━━ Stored data ━━

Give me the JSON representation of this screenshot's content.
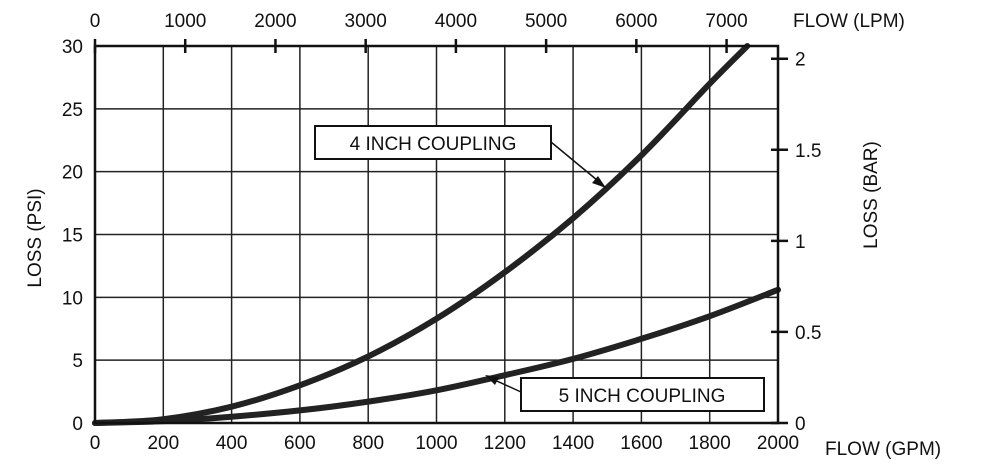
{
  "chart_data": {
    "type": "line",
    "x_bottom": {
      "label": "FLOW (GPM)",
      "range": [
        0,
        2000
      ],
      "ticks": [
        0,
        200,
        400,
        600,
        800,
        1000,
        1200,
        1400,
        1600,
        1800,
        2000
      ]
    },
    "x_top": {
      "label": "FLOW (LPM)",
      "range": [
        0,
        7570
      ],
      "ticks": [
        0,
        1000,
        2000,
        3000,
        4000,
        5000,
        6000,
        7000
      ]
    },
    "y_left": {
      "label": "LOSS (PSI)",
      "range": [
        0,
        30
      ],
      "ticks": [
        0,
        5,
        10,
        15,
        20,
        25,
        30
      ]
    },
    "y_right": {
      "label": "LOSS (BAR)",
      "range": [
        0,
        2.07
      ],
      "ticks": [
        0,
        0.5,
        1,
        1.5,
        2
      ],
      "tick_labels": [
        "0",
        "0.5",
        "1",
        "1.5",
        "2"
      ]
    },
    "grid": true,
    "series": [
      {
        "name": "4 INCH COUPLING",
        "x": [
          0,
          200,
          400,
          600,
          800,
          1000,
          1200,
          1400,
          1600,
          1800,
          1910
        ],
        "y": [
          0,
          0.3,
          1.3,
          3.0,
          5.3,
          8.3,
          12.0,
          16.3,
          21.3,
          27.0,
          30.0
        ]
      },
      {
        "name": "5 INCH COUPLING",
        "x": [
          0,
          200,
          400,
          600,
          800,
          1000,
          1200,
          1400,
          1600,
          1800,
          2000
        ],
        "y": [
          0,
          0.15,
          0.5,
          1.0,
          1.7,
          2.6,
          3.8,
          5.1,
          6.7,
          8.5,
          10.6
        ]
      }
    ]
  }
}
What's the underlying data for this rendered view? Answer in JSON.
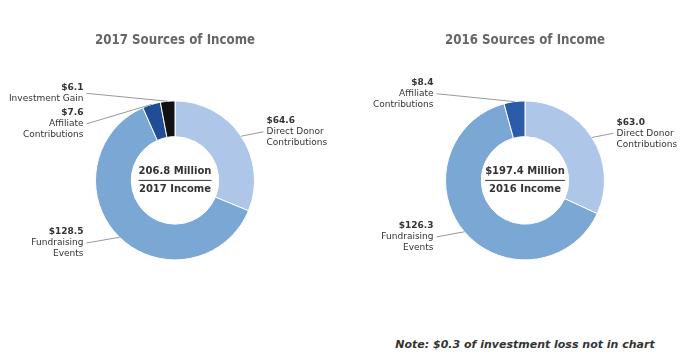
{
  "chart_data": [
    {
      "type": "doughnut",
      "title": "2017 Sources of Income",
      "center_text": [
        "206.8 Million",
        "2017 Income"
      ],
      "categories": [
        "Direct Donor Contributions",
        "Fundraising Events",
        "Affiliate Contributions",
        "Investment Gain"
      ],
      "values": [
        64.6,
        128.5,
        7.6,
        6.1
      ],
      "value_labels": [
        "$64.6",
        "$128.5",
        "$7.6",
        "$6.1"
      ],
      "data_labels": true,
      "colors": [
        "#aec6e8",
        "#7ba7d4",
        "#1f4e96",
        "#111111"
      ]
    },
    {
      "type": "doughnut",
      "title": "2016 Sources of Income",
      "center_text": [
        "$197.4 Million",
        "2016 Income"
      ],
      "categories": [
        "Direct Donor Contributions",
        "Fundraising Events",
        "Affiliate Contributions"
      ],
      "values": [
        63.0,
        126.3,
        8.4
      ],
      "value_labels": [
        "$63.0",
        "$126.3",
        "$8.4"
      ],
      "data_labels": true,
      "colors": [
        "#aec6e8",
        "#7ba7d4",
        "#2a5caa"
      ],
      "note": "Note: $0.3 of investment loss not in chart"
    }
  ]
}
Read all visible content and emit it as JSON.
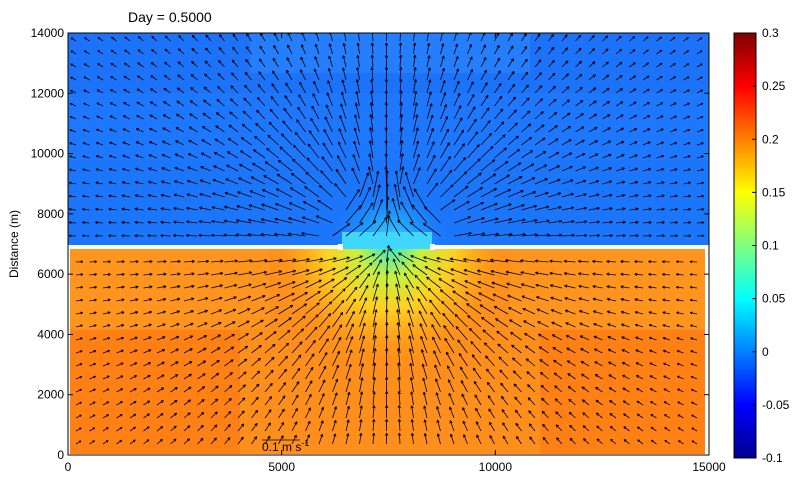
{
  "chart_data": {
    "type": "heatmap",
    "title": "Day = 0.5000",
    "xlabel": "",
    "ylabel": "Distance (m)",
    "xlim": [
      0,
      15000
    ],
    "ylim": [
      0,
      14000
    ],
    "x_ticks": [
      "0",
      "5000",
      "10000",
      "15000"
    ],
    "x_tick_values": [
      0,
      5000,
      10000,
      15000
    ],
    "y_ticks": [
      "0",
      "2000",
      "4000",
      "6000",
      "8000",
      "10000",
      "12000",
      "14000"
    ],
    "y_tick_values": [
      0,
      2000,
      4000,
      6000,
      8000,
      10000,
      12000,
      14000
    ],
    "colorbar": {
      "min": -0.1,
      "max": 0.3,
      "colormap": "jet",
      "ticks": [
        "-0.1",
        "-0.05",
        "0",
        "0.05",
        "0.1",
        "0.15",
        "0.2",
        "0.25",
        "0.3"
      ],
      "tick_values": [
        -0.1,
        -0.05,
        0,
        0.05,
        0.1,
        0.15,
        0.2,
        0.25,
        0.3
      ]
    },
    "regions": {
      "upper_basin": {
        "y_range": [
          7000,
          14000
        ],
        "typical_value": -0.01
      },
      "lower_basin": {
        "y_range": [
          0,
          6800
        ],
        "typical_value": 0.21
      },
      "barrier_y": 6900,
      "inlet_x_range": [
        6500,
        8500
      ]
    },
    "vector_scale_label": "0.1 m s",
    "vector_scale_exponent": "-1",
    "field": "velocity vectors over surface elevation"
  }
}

━━━
━━ Stored data ━━

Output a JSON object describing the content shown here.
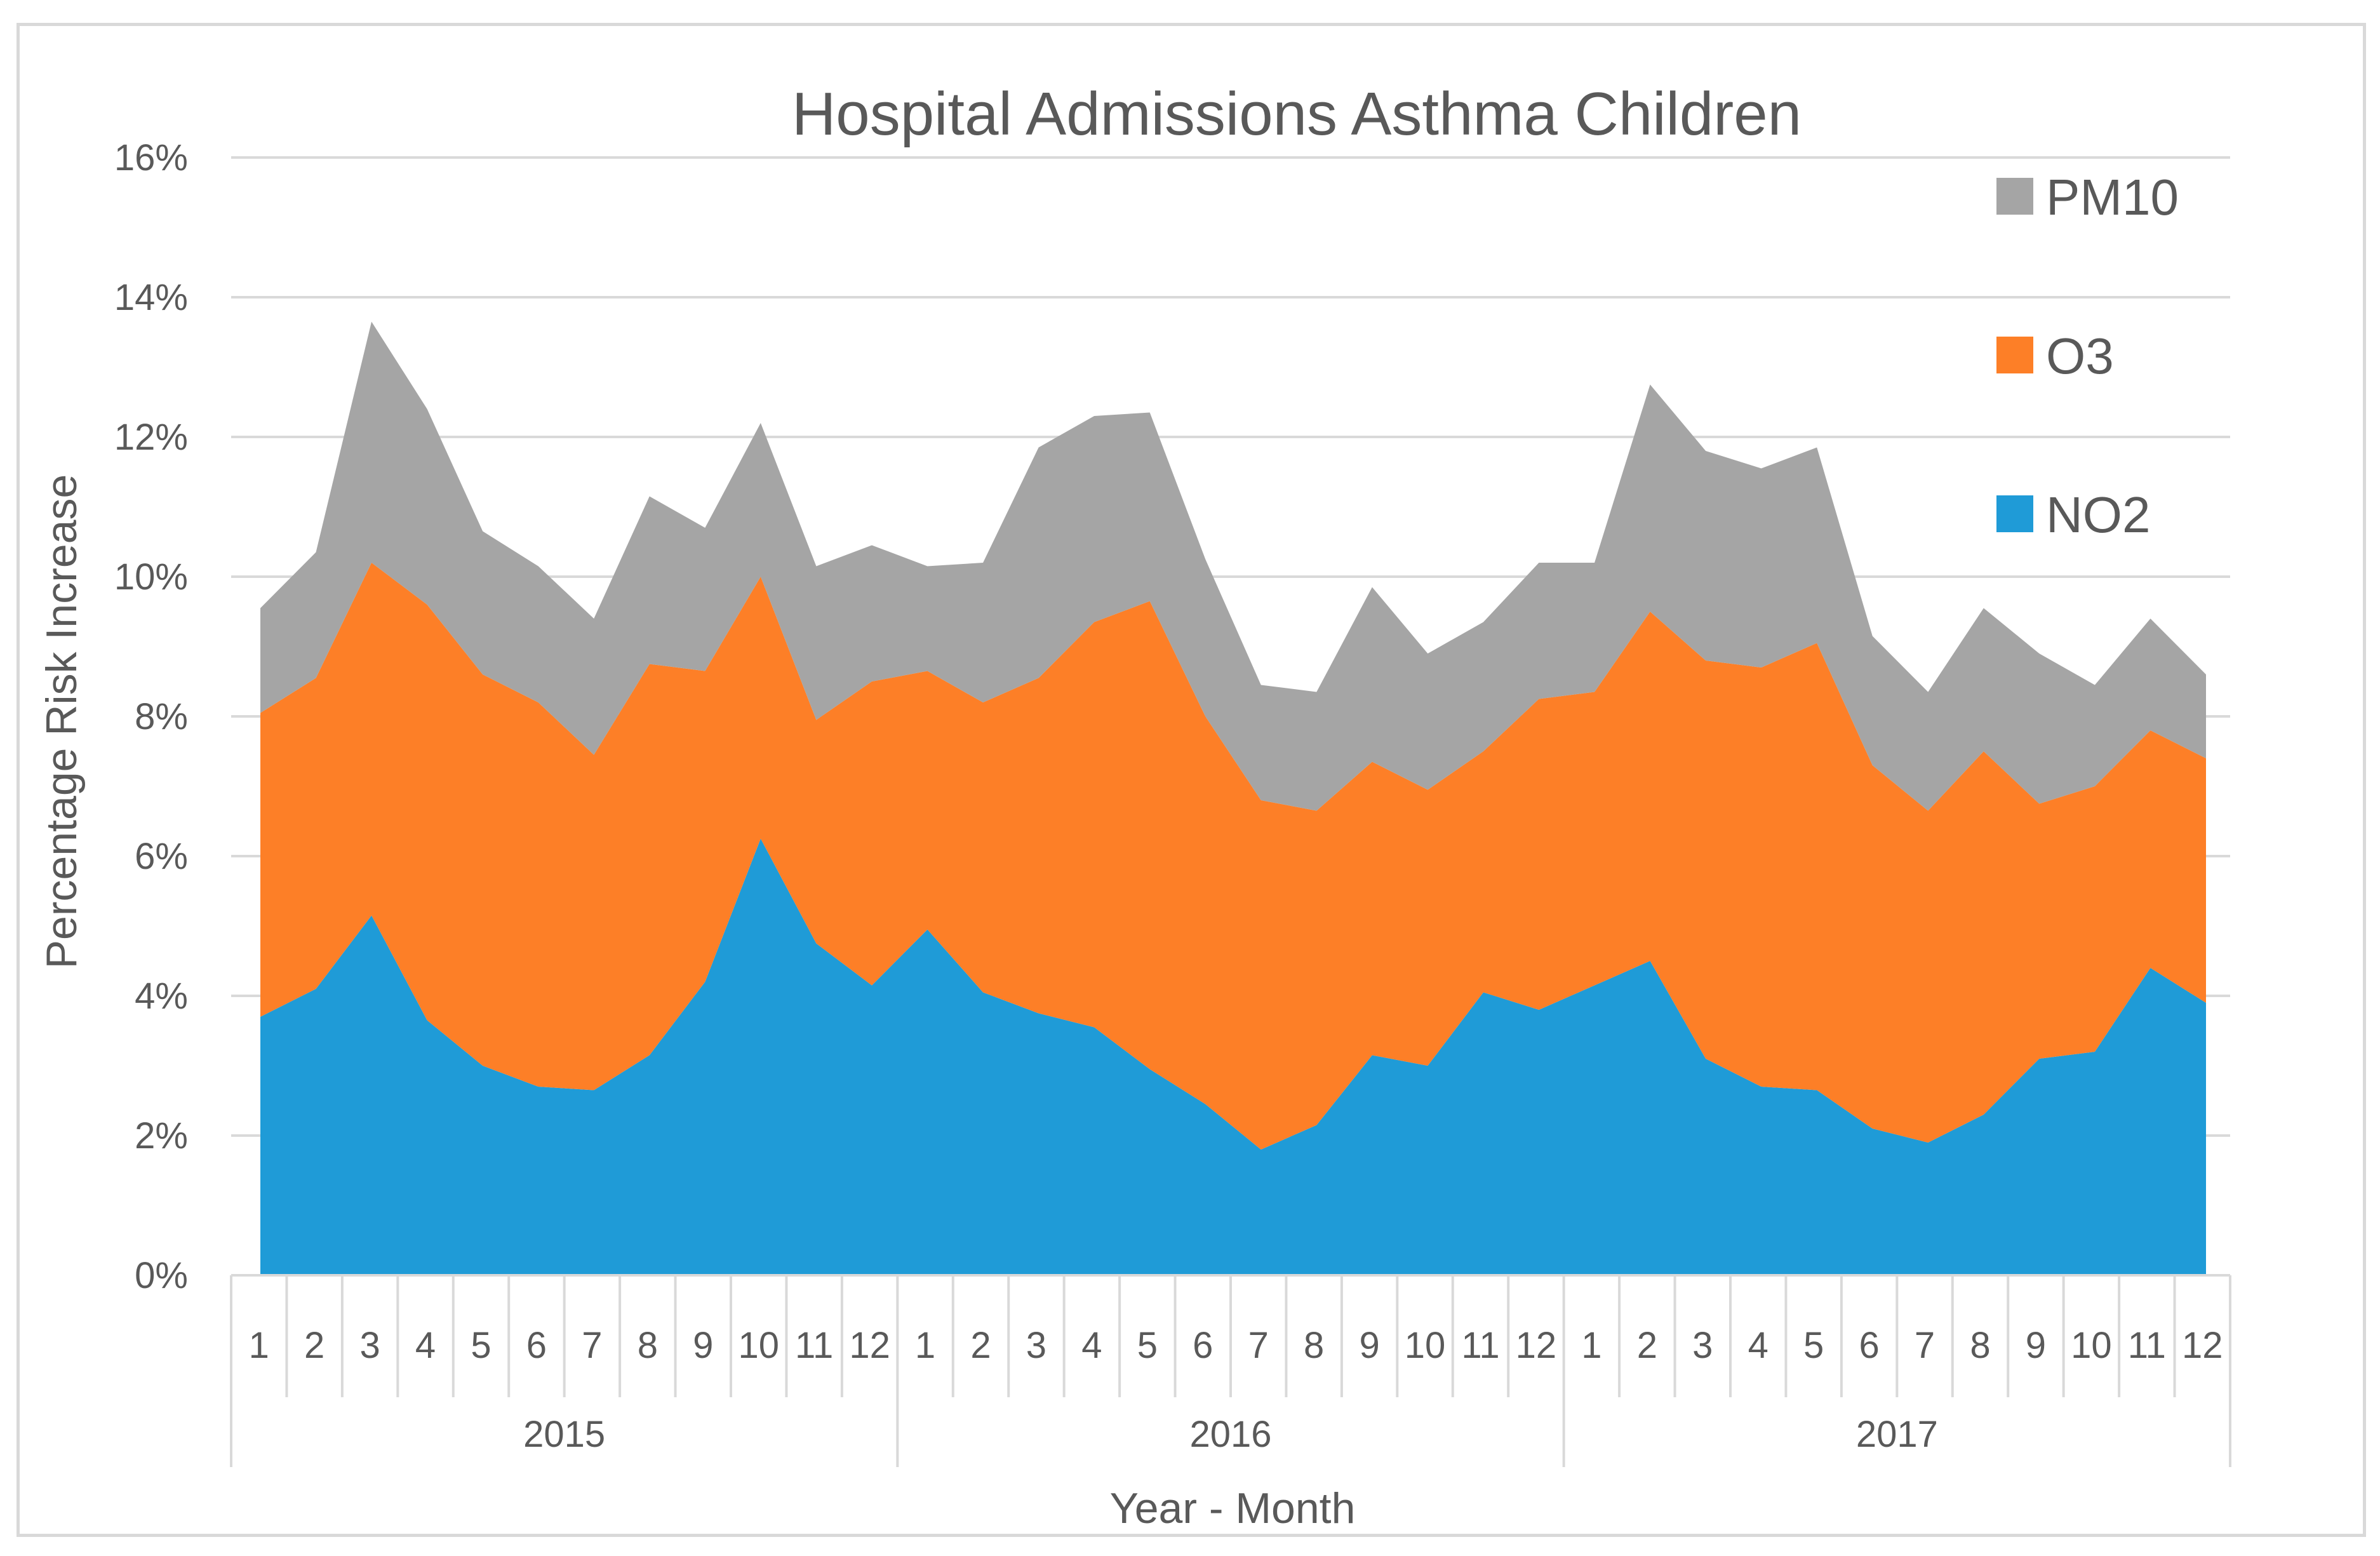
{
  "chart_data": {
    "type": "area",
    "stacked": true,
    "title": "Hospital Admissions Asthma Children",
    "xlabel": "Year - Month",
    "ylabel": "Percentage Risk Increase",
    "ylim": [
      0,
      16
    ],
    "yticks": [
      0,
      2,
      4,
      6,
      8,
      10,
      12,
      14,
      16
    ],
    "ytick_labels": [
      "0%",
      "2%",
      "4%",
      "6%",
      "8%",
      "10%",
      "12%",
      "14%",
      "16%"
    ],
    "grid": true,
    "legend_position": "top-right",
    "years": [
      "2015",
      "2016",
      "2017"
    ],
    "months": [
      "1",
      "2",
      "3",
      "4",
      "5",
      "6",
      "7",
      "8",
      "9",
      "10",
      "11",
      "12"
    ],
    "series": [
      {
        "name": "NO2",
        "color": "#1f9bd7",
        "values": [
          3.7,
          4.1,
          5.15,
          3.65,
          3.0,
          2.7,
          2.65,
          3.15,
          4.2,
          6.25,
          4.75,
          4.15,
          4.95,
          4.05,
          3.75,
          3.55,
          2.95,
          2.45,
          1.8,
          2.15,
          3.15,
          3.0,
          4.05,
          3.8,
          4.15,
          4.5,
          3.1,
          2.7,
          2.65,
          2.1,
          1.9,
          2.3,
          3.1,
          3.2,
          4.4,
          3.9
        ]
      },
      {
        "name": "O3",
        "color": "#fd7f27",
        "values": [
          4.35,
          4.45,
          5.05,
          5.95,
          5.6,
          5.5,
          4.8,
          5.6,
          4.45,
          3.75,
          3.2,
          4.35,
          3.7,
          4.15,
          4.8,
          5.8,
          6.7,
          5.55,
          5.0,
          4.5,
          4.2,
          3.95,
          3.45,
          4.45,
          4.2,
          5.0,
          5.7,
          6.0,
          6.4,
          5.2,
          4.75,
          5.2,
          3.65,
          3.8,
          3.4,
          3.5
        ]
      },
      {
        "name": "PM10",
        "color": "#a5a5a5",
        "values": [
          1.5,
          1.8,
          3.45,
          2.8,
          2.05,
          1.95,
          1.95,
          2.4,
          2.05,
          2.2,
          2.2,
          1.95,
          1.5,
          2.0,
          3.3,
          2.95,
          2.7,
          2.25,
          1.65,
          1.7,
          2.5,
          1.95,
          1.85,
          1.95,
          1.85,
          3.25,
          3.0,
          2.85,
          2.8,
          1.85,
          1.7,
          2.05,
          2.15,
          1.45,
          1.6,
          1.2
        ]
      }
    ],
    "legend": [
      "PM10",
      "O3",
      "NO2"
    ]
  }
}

━━━

**Exercise instructions**
Wherever a line in the data above holds "type", copy that line.

**Solution to this exercise**
    "type": "line",
      "type": "doughnut",
      "type": "doughnut",
    "type": "heatmap",
    "type": "area",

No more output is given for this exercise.